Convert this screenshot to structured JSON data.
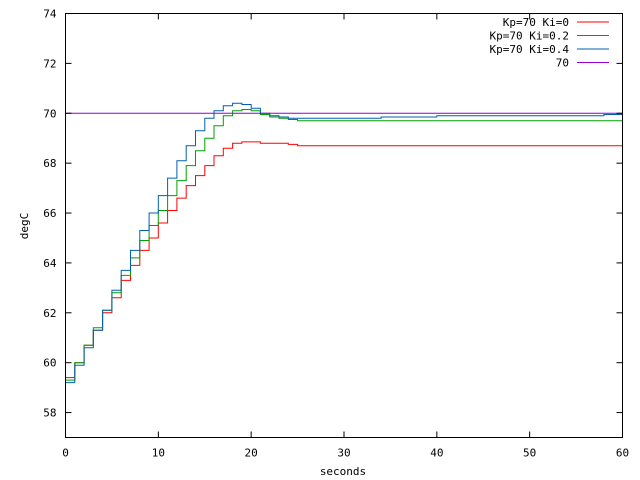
{
  "chart_data": {
    "type": "line",
    "title": "",
    "xlabel": "seconds",
    "ylabel": "degC",
    "xlim": [
      0,
      60
    ],
    "ylim": [
      57,
      74
    ],
    "x_ticks": [
      0,
      10,
      20,
      30,
      40,
      50,
      60
    ],
    "x_tick_labels": [
      "0",
      "10",
      "20",
      "30",
      "40",
      "50",
      "60"
    ],
    "y_ticks": [
      58,
      60,
      62,
      64,
      66,
      68,
      70,
      72,
      74
    ],
    "y_tick_labels": [
      "58",
      "60",
      "62",
      "64",
      "66",
      "68",
      "70",
      "72",
      "74"
    ],
    "grid": false,
    "legend_position": "top-right",
    "series": [
      {
        "name": "Kp=70 Ki=0",
        "color": "#ff0000",
        "x": [
          0,
          1,
          2,
          3,
          4,
          5,
          6,
          7,
          8,
          9,
          10,
          11,
          12,
          13,
          14,
          15,
          16,
          17,
          18,
          19,
          20,
          21,
          22,
          23,
          24,
          25,
          26,
          27,
          28,
          29,
          30,
          32,
          34,
          36,
          38,
          40,
          42,
          44,
          46,
          48,
          50,
          52,
          54,
          56,
          58,
          60
        ],
        "y": [
          59.4,
          60.0,
          60.7,
          61.3,
          62.0,
          62.6,
          63.3,
          63.9,
          64.5,
          65.0,
          65.6,
          66.1,
          66.6,
          67.1,
          67.5,
          67.9,
          68.3,
          68.6,
          68.8,
          68.85,
          68.85,
          68.8,
          68.8,
          68.8,
          68.75,
          68.7,
          68.7,
          68.7,
          68.7,
          68.7,
          68.7,
          68.7,
          68.7,
          68.7,
          68.7,
          68.7,
          68.7,
          68.7,
          68.7,
          68.7,
          68.7,
          68.7,
          68.7,
          68.7,
          68.7,
          68.7
        ]
      },
      {
        "name": "Kp=70 Ki=0.2",
        "color": "#00a000",
        "x": [
          0,
          1,
          2,
          3,
          4,
          5,
          6,
          7,
          8,
          9,
          10,
          11,
          12,
          13,
          14,
          15,
          16,
          17,
          18,
          19,
          20,
          21,
          22,
          23,
          24,
          25,
          26,
          28,
          30,
          32,
          34,
          36,
          38,
          40,
          42,
          44,
          46,
          48,
          50,
          52,
          54,
          56,
          58,
          60
        ],
        "y": [
          59.3,
          60.0,
          60.7,
          61.4,
          62.1,
          62.8,
          63.5,
          64.2,
          64.9,
          65.5,
          66.1,
          66.7,
          67.3,
          67.9,
          68.5,
          69.0,
          69.5,
          69.9,
          70.1,
          70.15,
          70.1,
          69.95,
          69.85,
          69.8,
          69.75,
          69.7,
          69.7,
          69.7,
          69.7,
          69.7,
          69.7,
          69.7,
          69.7,
          69.7,
          69.7,
          69.7,
          69.7,
          69.7,
          69.7,
          69.7,
          69.7,
          69.7,
          69.7,
          69.7
        ]
      },
      {
        "name": "Kp=70 Ki=0.4",
        "color": "#0060ad",
        "x": [
          0,
          1,
          2,
          3,
          4,
          5,
          6,
          7,
          8,
          9,
          10,
          11,
          12,
          13,
          14,
          15,
          16,
          17,
          18,
          19,
          20,
          21,
          22,
          23,
          24,
          25,
          26,
          28,
          30,
          32,
          34,
          36,
          38,
          40,
          42,
          44,
          46,
          48,
          50,
          52,
          54,
          56,
          58,
          60
        ],
        "y": [
          59.2,
          59.9,
          60.6,
          61.3,
          62.1,
          62.9,
          63.7,
          64.5,
          65.3,
          66.0,
          66.7,
          67.4,
          68.1,
          68.7,
          69.3,
          69.8,
          70.1,
          70.3,
          70.4,
          70.35,
          70.2,
          70.0,
          69.9,
          69.85,
          69.8,
          69.8,
          69.8,
          69.8,
          69.8,
          69.8,
          69.85,
          69.85,
          69.85,
          69.9,
          69.9,
          69.9,
          69.9,
          69.9,
          69.9,
          69.9,
          69.9,
          69.9,
          69.95,
          69.9
        ]
      },
      {
        "name": "70",
        "color": "#9400d3",
        "x": [
          0,
          60
        ],
        "y": [
          70,
          70
        ]
      }
    ]
  }
}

—————

◆ YOUR TASK
Where a line in the entries holds "color", copy that line.

◆ FINAL RESULT
        "color": "#ff0000",
        "color": "#00a000",
        "color": "#0060ad",
        "color": "#9400d3",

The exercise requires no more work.